Data provided
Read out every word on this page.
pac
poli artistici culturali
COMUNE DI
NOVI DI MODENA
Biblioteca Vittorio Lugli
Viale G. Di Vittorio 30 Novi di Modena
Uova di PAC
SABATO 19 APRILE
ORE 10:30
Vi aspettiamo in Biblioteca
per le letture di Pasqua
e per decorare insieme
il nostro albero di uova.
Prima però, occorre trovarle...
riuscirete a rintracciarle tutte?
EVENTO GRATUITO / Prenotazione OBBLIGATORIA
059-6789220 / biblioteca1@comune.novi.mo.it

Task brief
Each line of the material must be restated exactly.

Output of the task
Read out every word on this page.
pac
poli artistici culturali
COMUNE DI
NOVI DI MODENA
Biblioteca Vittorio Lugli
Viale G. Di Vittorio 30 Novi di Modena
Uova di PAC
SABATO 19 APRILE
ORE 10:30
Vi aspettiamo in Biblioteca
per le letture di Pasqua
e per decorare insieme
il nostro albero di uova.
Prima però, occorre trovarle...
riuscirete a rintracciarle tutte?
EVENTO GRATUITO / Prenotazione OBBLIGATORIA
059-6789220 / biblioteca1@comune.novi.mo.it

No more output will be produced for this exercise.